------ Records supplied ------

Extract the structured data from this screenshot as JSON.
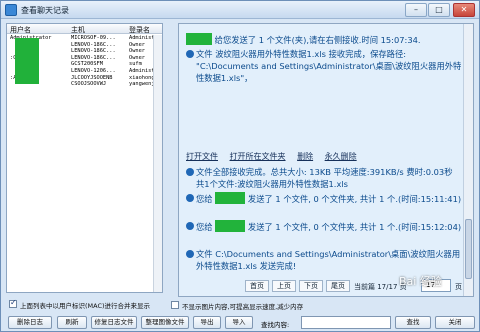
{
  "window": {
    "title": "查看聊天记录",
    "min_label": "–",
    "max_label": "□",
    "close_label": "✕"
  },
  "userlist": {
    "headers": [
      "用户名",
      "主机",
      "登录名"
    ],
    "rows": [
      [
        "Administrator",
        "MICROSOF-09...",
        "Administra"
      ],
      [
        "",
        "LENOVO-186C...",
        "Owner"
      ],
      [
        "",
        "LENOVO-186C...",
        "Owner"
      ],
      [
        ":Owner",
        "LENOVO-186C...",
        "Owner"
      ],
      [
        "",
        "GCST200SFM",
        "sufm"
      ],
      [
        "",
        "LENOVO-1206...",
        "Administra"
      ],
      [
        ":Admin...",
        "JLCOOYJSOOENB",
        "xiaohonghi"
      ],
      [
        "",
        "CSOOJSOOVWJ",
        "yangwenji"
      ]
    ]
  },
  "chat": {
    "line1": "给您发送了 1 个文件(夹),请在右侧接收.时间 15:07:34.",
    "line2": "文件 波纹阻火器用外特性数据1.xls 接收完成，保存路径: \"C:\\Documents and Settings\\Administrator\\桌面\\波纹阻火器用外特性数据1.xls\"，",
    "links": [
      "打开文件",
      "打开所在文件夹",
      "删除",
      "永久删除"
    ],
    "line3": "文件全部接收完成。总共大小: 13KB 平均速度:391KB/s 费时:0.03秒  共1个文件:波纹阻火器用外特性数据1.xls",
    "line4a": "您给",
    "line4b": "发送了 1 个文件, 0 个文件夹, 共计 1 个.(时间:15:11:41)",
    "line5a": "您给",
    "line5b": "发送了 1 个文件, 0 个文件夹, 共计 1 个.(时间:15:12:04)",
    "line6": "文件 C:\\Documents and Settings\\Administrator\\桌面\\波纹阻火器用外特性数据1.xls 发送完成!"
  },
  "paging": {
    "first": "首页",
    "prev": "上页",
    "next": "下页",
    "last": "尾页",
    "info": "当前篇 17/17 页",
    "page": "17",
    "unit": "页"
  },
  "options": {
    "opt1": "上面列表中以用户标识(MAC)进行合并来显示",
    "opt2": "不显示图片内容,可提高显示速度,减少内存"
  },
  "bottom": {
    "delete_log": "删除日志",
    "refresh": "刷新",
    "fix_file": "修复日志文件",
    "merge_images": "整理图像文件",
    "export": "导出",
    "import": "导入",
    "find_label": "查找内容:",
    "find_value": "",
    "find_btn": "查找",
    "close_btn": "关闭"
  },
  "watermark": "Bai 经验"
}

------
------ Records supplied ------

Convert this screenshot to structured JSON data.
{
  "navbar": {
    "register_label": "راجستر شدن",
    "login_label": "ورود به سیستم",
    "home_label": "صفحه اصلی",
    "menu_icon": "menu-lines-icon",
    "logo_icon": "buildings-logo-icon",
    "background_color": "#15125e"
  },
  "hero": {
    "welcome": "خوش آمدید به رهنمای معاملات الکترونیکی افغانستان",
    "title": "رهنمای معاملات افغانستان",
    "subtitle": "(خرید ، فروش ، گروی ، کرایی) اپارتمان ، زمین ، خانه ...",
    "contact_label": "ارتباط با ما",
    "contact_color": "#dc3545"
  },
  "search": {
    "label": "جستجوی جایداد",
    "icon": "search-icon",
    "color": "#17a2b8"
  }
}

------
------ Records supplied ------

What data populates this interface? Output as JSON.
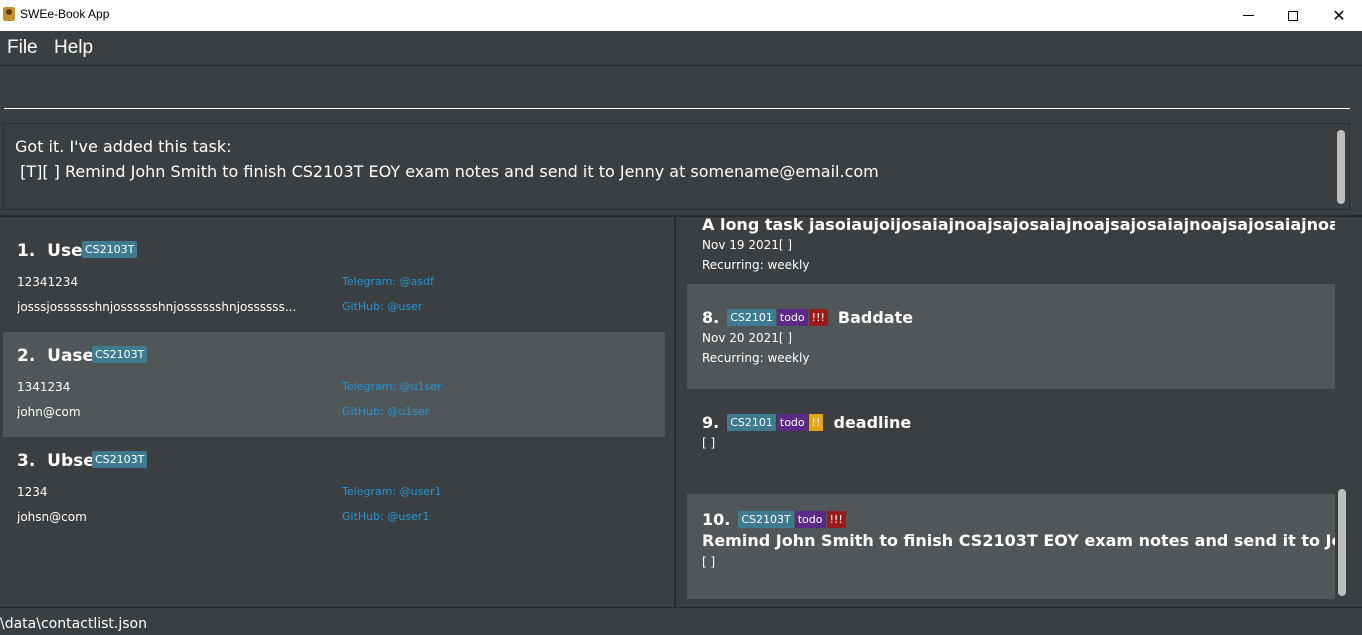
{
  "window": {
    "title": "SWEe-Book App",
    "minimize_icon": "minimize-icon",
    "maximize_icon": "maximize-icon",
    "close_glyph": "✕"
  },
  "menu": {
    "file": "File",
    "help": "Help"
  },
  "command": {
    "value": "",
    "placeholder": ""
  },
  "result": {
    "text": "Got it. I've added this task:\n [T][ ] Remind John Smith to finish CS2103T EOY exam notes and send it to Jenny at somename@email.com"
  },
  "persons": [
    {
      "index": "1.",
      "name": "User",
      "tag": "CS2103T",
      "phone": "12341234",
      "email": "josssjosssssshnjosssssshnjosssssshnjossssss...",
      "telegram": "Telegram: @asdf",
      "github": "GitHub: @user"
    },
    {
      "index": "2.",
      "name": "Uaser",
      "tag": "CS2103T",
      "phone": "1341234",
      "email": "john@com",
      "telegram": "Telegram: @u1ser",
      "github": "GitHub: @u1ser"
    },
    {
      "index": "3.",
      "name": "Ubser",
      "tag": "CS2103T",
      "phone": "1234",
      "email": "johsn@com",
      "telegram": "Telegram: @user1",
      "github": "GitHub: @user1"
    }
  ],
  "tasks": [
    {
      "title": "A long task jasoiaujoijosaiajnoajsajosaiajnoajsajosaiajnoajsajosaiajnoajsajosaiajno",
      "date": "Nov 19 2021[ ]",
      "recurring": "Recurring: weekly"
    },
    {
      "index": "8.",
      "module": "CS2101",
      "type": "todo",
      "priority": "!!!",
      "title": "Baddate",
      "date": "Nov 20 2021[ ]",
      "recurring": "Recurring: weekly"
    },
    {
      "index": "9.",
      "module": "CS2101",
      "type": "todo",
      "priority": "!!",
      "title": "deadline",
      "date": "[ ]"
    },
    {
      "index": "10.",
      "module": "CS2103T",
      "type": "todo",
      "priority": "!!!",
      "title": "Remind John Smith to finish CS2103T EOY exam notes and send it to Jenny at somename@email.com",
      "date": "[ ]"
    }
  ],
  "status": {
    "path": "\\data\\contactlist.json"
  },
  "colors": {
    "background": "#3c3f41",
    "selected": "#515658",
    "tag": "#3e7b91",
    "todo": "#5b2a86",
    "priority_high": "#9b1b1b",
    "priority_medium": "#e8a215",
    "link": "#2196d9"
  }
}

------

* **Aim of the task**: Pull out every line of the records above that contains the word "Telegram".

* **Answer**:
      "telegram": "Telegram: @asdf",
      "telegram": "Telegram: @u1ser",
      "telegram": "Telegram: @user1",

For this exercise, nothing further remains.